_What to work on_
The data below must be copied in full and without any change.

_Supplied data_
::::::::

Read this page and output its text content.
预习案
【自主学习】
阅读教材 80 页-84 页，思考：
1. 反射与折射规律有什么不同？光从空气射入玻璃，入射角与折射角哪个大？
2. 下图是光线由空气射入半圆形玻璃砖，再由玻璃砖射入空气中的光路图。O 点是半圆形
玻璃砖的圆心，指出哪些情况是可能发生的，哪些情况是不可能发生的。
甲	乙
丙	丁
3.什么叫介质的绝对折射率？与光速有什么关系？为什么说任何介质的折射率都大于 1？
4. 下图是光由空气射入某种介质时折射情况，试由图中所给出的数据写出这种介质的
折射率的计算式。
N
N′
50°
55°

::::::::

_Complete response_
Read this page and output its text content.
预习案
【自主学习】
阅读教材 80 页-84 页，思考：
1. 反射与折射规律有什么不同？光从空气射入玻璃，入射角与折射角哪个大？
2. 下图是光线由空气射入半圆形玻璃砖，再由玻璃砖射入空气中的光路图。O 点是半圆形
玻璃砖的圆心，指出哪些情况是可能发生的，哪些情况是不可能发生的。
甲	乙
丙	丁
3.什么叫介质的绝对折射率？与光速有什么关系？为什么说任何介质的折射率都大于 1？
4. 下图是光由空气射入某种介质时折射情况，试由图中所给出的数据写出这种介质的
折射率的计算式。
N
N′
50°
55°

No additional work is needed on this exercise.